### Objective
Find every line below that contains the word "Windows" and copy it out.

### Data entries
··········

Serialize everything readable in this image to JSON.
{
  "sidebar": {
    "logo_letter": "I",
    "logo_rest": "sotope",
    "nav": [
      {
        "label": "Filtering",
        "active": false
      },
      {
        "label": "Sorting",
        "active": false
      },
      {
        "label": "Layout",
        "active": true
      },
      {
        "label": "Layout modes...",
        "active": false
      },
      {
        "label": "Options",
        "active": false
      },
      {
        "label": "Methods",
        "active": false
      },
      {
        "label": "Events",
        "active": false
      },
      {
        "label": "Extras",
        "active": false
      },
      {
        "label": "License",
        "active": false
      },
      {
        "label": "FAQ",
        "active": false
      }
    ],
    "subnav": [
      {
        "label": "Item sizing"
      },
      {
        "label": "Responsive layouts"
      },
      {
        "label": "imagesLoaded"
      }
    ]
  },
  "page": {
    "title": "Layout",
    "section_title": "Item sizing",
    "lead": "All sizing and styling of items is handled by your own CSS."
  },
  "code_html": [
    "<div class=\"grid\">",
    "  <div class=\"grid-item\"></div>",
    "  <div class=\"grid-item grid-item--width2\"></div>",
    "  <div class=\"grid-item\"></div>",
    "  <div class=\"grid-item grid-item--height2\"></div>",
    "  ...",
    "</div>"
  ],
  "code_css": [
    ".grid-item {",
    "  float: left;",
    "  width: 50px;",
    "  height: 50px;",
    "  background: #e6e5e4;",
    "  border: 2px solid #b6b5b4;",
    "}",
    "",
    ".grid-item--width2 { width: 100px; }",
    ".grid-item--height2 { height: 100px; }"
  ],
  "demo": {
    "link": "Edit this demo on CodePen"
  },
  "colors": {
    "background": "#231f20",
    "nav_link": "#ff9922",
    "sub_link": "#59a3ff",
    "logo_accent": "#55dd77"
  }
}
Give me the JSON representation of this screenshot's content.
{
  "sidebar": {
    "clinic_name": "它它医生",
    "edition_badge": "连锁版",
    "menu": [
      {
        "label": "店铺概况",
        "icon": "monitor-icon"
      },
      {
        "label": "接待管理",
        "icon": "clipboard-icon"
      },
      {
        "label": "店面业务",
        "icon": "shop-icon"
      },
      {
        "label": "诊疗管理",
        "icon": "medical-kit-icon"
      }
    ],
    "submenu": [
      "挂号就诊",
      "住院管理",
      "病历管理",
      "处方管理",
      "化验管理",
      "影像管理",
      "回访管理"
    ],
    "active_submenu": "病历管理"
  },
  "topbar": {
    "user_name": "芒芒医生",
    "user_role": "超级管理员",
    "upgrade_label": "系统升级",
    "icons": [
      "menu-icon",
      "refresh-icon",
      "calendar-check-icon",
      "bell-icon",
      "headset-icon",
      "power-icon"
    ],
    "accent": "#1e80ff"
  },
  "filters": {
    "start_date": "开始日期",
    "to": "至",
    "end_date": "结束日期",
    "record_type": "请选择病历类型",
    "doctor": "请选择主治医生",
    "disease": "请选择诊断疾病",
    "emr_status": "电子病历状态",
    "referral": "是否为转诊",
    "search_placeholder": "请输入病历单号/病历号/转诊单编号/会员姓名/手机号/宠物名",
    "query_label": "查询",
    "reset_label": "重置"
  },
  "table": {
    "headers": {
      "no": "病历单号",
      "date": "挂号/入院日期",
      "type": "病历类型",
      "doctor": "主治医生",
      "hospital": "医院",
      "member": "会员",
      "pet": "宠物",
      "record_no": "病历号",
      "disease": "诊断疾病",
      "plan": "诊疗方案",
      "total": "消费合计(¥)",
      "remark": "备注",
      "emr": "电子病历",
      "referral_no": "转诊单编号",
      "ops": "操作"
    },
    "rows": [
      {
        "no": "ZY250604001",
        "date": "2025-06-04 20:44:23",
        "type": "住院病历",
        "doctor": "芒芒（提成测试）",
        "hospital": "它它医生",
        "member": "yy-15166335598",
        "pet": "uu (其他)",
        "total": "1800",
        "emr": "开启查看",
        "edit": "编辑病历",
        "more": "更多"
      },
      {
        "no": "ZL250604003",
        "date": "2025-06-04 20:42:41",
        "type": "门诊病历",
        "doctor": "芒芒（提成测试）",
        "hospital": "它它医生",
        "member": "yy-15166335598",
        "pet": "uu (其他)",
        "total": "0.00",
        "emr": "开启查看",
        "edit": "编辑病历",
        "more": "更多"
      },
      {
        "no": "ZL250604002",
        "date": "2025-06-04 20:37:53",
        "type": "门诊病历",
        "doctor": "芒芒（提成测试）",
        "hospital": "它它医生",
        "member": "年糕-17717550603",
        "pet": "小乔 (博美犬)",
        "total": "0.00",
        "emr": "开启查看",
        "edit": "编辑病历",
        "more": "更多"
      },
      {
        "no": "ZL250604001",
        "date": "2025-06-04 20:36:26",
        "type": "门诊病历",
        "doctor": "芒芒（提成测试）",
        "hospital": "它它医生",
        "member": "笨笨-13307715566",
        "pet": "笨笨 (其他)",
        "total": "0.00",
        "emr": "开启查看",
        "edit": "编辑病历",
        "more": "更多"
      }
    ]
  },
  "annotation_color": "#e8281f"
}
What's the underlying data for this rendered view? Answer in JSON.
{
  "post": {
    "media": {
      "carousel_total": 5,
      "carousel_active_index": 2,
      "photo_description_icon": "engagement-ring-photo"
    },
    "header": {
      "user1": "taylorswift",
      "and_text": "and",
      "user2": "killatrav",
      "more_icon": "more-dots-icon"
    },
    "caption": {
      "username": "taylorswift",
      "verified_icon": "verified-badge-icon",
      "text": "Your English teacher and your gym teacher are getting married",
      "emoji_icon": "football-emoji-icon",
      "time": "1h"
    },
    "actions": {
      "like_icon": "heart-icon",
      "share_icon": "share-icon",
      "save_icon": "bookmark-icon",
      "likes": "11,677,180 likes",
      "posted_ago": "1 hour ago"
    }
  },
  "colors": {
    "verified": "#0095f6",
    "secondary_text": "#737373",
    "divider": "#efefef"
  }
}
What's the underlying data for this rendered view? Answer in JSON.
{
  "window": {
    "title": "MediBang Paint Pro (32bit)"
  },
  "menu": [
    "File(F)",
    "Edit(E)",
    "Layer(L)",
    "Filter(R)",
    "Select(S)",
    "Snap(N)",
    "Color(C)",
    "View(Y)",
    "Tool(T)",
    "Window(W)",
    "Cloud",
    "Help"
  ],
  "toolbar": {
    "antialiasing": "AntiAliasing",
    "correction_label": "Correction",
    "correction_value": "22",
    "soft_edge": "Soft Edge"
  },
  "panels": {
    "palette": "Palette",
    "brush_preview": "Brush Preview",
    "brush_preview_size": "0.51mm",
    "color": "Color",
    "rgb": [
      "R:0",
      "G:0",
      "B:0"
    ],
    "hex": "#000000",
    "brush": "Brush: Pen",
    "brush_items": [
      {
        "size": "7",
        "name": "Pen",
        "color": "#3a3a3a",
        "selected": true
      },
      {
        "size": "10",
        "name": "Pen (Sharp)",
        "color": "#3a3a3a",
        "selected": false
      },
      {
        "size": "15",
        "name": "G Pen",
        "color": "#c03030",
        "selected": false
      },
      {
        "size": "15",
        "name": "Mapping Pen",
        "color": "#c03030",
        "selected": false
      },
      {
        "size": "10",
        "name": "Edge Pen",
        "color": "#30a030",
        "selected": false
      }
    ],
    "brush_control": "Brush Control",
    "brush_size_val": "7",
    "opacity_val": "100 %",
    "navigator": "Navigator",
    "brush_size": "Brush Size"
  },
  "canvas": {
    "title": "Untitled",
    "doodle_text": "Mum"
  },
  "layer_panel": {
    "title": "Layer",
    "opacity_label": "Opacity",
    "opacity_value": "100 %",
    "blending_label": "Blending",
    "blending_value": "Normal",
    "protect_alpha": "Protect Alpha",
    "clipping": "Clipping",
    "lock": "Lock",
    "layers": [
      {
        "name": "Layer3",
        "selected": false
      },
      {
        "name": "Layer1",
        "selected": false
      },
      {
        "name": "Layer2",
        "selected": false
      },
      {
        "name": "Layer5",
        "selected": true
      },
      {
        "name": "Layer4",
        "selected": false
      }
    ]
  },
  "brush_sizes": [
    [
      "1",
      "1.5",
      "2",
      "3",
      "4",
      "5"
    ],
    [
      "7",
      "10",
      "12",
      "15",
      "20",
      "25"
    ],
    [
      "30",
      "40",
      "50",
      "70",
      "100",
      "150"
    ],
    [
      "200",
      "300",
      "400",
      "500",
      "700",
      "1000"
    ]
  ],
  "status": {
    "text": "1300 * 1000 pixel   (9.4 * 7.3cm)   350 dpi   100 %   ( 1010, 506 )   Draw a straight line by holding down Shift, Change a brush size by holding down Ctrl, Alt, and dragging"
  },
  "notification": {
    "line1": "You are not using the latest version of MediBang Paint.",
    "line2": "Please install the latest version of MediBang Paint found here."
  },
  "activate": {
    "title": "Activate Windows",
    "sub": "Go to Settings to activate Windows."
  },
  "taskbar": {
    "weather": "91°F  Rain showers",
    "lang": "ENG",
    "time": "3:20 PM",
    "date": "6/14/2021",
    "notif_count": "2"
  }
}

··········

### Exercise solution
    "title": "Activate Windows",
    "sub": "Go to Settings to activate Windows."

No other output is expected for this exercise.